— PROMPT —
Show all lines from the data that include the word "JSON".

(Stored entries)
=-=-=

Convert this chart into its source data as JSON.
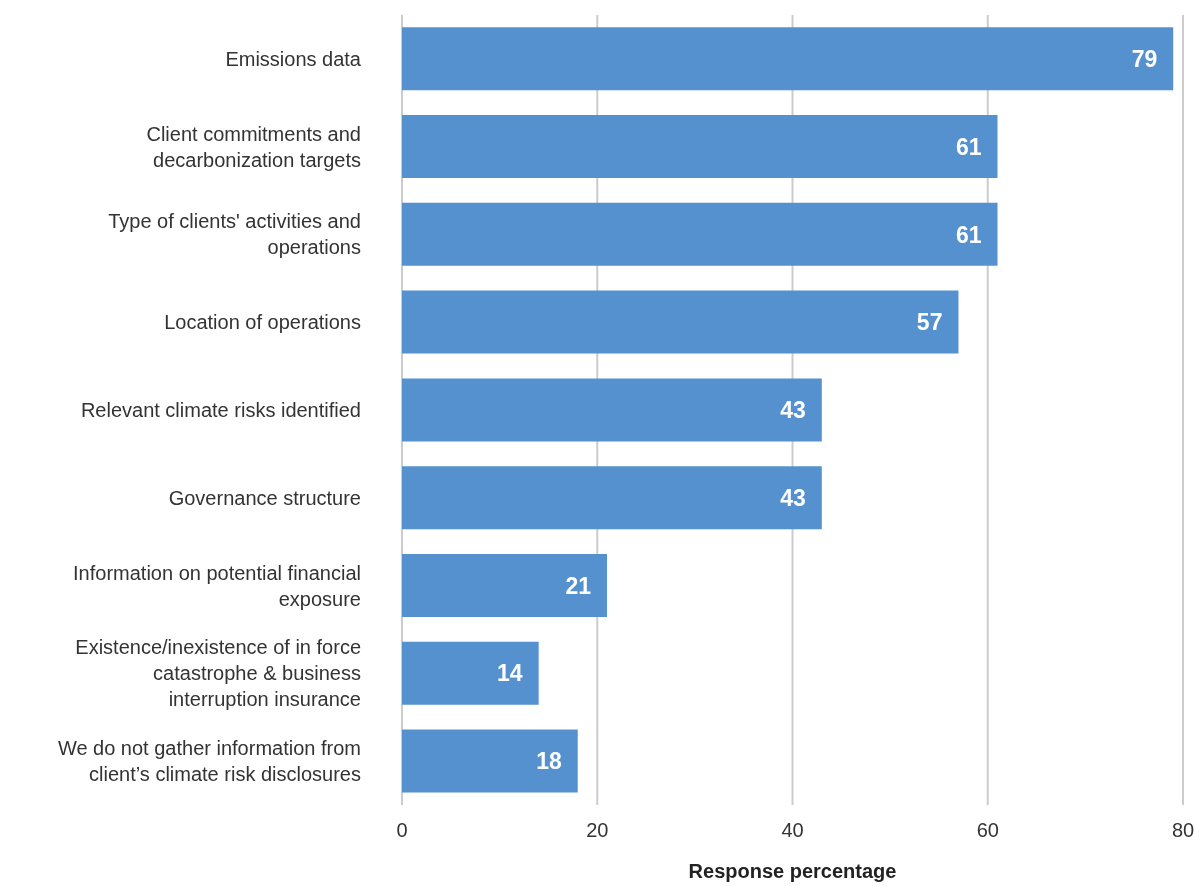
{
  "chart_data": {
    "type": "bar",
    "orientation": "horizontal",
    "xlabel": "Response percentage",
    "categories": [
      "Emissions data",
      "Client commitments and decarbonization targets",
      "Type of clients' activities and operations",
      "Location of operations",
      "Relevant climate risks identified",
      "Governance structure",
      "Information on potential financial exposure",
      "Existence/inexistence of in force catastrophe & business interruption insurance",
      "We do not gather information from client’s climate risk disclosures"
    ],
    "values": [
      79,
      61,
      61,
      57,
      43,
      43,
      21,
      14,
      18
    ],
    "color": "#5591cf",
    "xlim": [
      0,
      80
    ],
    "xticks": [
      0,
      20,
      40,
      60,
      80
    ],
    "grid": "x",
    "data_labels": true,
    "legend": false
  }
}
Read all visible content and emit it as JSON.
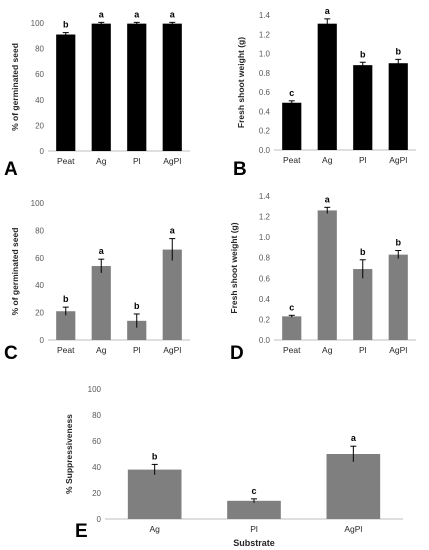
{
  "chart_data": [
    {
      "panel": "A",
      "type": "bar",
      "color": "#000000",
      "ylabel": "% of germinated seed",
      "xlabel": "",
      "ylim": [
        0,
        100
      ],
      "yticks": [
        0,
        20,
        40,
        60,
        80,
        100
      ],
      "ytick_decimals": 0,
      "categories": [
        "Peat",
        "Ag",
        "Pl",
        "AgPl"
      ],
      "values": [
        91,
        99.5,
        99.5,
        99.5
      ],
      "errors": [
        1.5,
        1,
        1,
        1
      ],
      "letters": [
        "b",
        "a",
        "a",
        "a"
      ]
    },
    {
      "panel": "B",
      "type": "bar",
      "color": "#000000",
      "ylabel": "Fresh shoot weight (g)",
      "xlabel": "",
      "ylim": [
        0,
        1.4
      ],
      "yticks": [
        0,
        0.2,
        0.4,
        0.6,
        0.8,
        1,
        1.2,
        1.4
      ],
      "ytick_decimals": 1,
      "categories": [
        "Peat",
        "Ag",
        "Pl",
        "AgPl"
      ],
      "values": [
        0.49,
        1.31,
        0.88,
        0.9
      ],
      "errors": [
        0.02,
        0.05,
        0.03,
        0.04
      ],
      "letters": [
        "c",
        "a",
        "b",
        "b"
      ]
    },
    {
      "panel": "C",
      "type": "bar",
      "color": "#7f7f7f",
      "ylabel": "% of germinated seed",
      "xlabel": "",
      "ylim": [
        0,
        100
      ],
      "yticks": [
        0,
        20,
        40,
        60,
        80,
        100
      ],
      "ytick_decimals": 0,
      "categories": [
        "Peat",
        "Ag",
        "Pl",
        "AgPl"
      ],
      "values": [
        21,
        54,
        14,
        66
      ],
      "errors": [
        3,
        5,
        5,
        8
      ],
      "letters": [
        "b",
        "a",
        "b",
        "a"
      ]
    },
    {
      "panel": "D",
      "type": "bar",
      "color": "#7f7f7f",
      "ylabel": "Fresh shoot weight (g)",
      "xlabel": "",
      "ylim": [
        0,
        1.4
      ],
      "yticks": [
        0,
        0.2,
        0.4,
        0.6,
        0.8,
        1,
        1.2,
        1.4
      ],
      "ytick_decimals": 1,
      "categories": [
        "Peat",
        "Ag",
        "Pl",
        "AgPl"
      ],
      "values": [
        0.23,
        1.26,
        0.69,
        0.83
      ],
      "errors": [
        0.01,
        0.03,
        0.09,
        0.04
      ],
      "letters": [
        "c",
        "a",
        "b",
        "b"
      ]
    },
    {
      "panel": "E",
      "type": "bar",
      "color": "#7f7f7f",
      "ylabel": "% Suppressiveness",
      "xlabel": "Substrate",
      "ylim": [
        0,
        100
      ],
      "yticks": [
        0,
        20,
        40,
        60,
        80,
        100
      ],
      "ytick_decimals": 0,
      "categories": [
        "Ag",
        "Pl",
        "AgPl"
      ],
      "values": [
        38,
        14,
        50
      ],
      "errors": [
        4,
        1.5,
        6
      ],
      "letters": [
        "b",
        "c",
        "a"
      ]
    }
  ]
}
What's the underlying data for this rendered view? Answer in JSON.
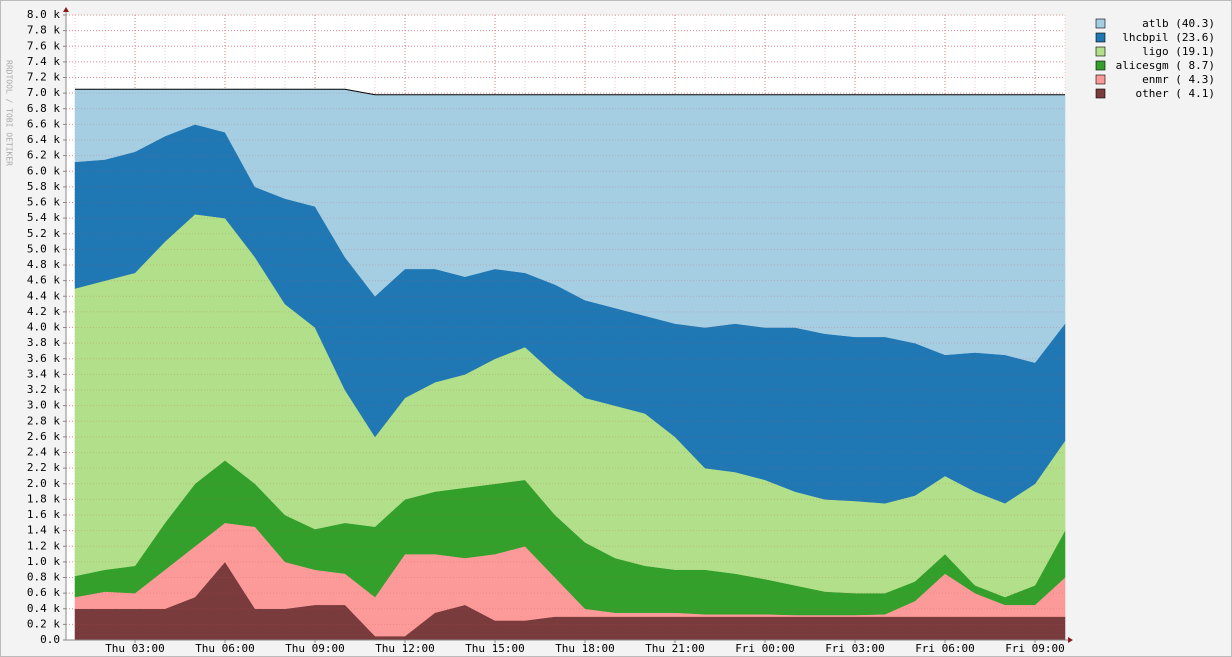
{
  "chart_data": {
    "type": "area",
    "stacked": true,
    "watermark": "RRDTOOL / TOBI OETIKER",
    "categories": [
      null,
      null,
      "Thu 03:00",
      null,
      null,
      "Thu 06:00",
      null,
      null,
      "Thu 09:00",
      null,
      null,
      "Thu 12:00",
      null,
      null,
      "Thu 15:00",
      null,
      null,
      "Thu 18:00",
      null,
      null,
      "Thu 21:00",
      null,
      null,
      "Fri 00:00",
      null,
      null,
      "Fri 03:00",
      null,
      null,
      "Fri 06:00",
      null,
      null,
      "Fri 09:00",
      null
    ],
    "series": [
      {
        "name": "atlb (40.3)",
        "color": "#a6cee3",
        "values": [
          930,
          900,
          800,
          600,
          450,
          550,
          1250,
          1400,
          1500,
          2150,
          2580,
          2230,
          2230,
          2330,
          2230,
          2280,
          2430,
          2630,
          2730,
          2830,
          2930,
          2980,
          2930,
          2980,
          2980,
          3060,
          3100,
          3100,
          3180,
          3330,
          3300,
          3330,
          3430,
          2930
        ]
      },
      {
        "name": "lhcbpil (23.6)",
        "color": "#1f78b4",
        "values": [
          1620,
          1550,
          1550,
          1350,
          1150,
          1100,
          900,
          1350,
          1550,
          1700,
          1800,
          1650,
          1450,
          1250,
          1150,
          950,
          1150,
          1250,
          1250,
          1250,
          1450,
          1800,
          1900,
          1950,
          2100,
          2120,
          2100,
          2130,
          1950,
          1550,
          1780,
          1900,
          1550,
          1500
        ]
      },
      {
        "name": "ligo (19.1)",
        "color": "#b2df8a",
        "values": [
          3680,
          3700,
          3750,
          3600,
          3450,
          3100,
          2900,
          2700,
          2580,
          1700,
          1150,
          1300,
          1400,
          1450,
          1600,
          1700,
          1800,
          1850,
          1950,
          1950,
          1700,
          1300,
          1300,
          1270,
          1200,
          1180,
          1180,
          1150,
          1100,
          1000,
          1200,
          1200,
          1300,
          1150
        ]
      },
      {
        "name": "alicesgm ( 8.7)",
        "color": "#33a02c",
        "values": [
          270,
          280,
          350,
          600,
          800,
          800,
          550,
          600,
          520,
          650,
          900,
          700,
          800,
          900,
          900,
          850,
          800,
          850,
          700,
          600,
          550,
          570,
          520,
          450,
          380,
          300,
          280,
          270,
          250,
          250,
          100,
          100,
          250,
          600
        ]
      },
      {
        "name": "enmr ( 4.3)",
        "color": "#fb9a99",
        "values": [
          150,
          220,
          200,
          500,
          650,
          500,
          1050,
          600,
          450,
          400,
          500,
          1050,
          750,
          600,
          850,
          950,
          500,
          100,
          50,
          50,
          50,
          30,
          30,
          30,
          20,
          20,
          20,
          30,
          200,
          550,
          300,
          150,
          150,
          500
        ]
      },
      {
        "name": "other ( 4.1)",
        "color": "#7a3b3d",
        "values": [
          400,
          400,
          400,
          400,
          550,
          1000,
          400,
          400,
          450,
          450,
          50,
          50,
          350,
          450,
          250,
          250,
          300,
          300,
          300,
          300,
          300,
          300,
          300,
          300,
          300,
          300,
          300,
          300,
          300,
          300,
          300,
          300,
          300,
          300
        ]
      }
    ],
    "ylim": [
      0,
      8000
    ],
    "yticks": [
      {
        "value": 0,
        "label": "0.0"
      },
      {
        "value": 200,
        "label": "0.2 k"
      },
      {
        "value": 400,
        "label": "0.4 k"
      },
      {
        "value": 600,
        "label": "0.6 k"
      },
      {
        "value": 800,
        "label": "0.8 k"
      },
      {
        "value": 1000,
        "label": "1.0 k"
      },
      {
        "value": 1200,
        "label": "1.2 k"
      },
      {
        "value": 1400,
        "label": "1.4 k"
      },
      {
        "value": 1600,
        "label": "1.6 k"
      },
      {
        "value": 1800,
        "label": "1.8 k"
      },
      {
        "value": 2000,
        "label": "2.0 k"
      },
      {
        "value": 2200,
        "label": "2.2 k"
      },
      {
        "value": 2400,
        "label": "2.4 k"
      },
      {
        "value": 2600,
        "label": "2.6 k"
      },
      {
        "value": 2800,
        "label": "2.8 k"
      },
      {
        "value": 3000,
        "label": "3.0 k"
      },
      {
        "value": 3200,
        "label": "3.2 k"
      },
      {
        "value": 3400,
        "label": "3.4 k"
      },
      {
        "value": 3600,
        "label": "3.6 k"
      },
      {
        "value": 3800,
        "label": "3.8 k"
      },
      {
        "value": 4000,
        "label": "4.0 k"
      },
      {
        "value": 4200,
        "label": "4.2 k"
      },
      {
        "value": 4400,
        "label": "4.4 k"
      },
      {
        "value": 4600,
        "label": "4.6 k"
      },
      {
        "value": 4800,
        "label": "4.8 k"
      },
      {
        "value": 5000,
        "label": "5.0 k"
      },
      {
        "value": 5200,
        "label": "5.2 k"
      },
      {
        "value": 5400,
        "label": "5.4 k"
      },
      {
        "value": 5600,
        "label": "5.6 k"
      },
      {
        "value": 5800,
        "label": "5.8 k"
      },
      {
        "value": 6000,
        "label": "6.0 k"
      },
      {
        "value": 6200,
        "label": "6.2 k"
      },
      {
        "value": 6400,
        "label": "6.4 k"
      },
      {
        "value": 6600,
        "label": "6.6 k"
      },
      {
        "value": 6800,
        "label": "6.8 k"
      },
      {
        "value": 7000,
        "label": "7.0 k"
      },
      {
        "value": 7200,
        "label": "7.2 k"
      },
      {
        "value": 7400,
        "label": "7.4 k"
      },
      {
        "value": 7600,
        "label": "7.6 k"
      },
      {
        "value": 7800,
        "label": "7.8 k"
      },
      {
        "value": 8000,
        "label": "8.0 k"
      }
    ],
    "grid": true,
    "legend": "right"
  }
}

=-=-=

— ANSWER FOR THE TASK —
Convert this chart into its source data as JSON.
Read all visible content and emit it as JSON.
What's the underlying data for this rendered view? Answer in JSON.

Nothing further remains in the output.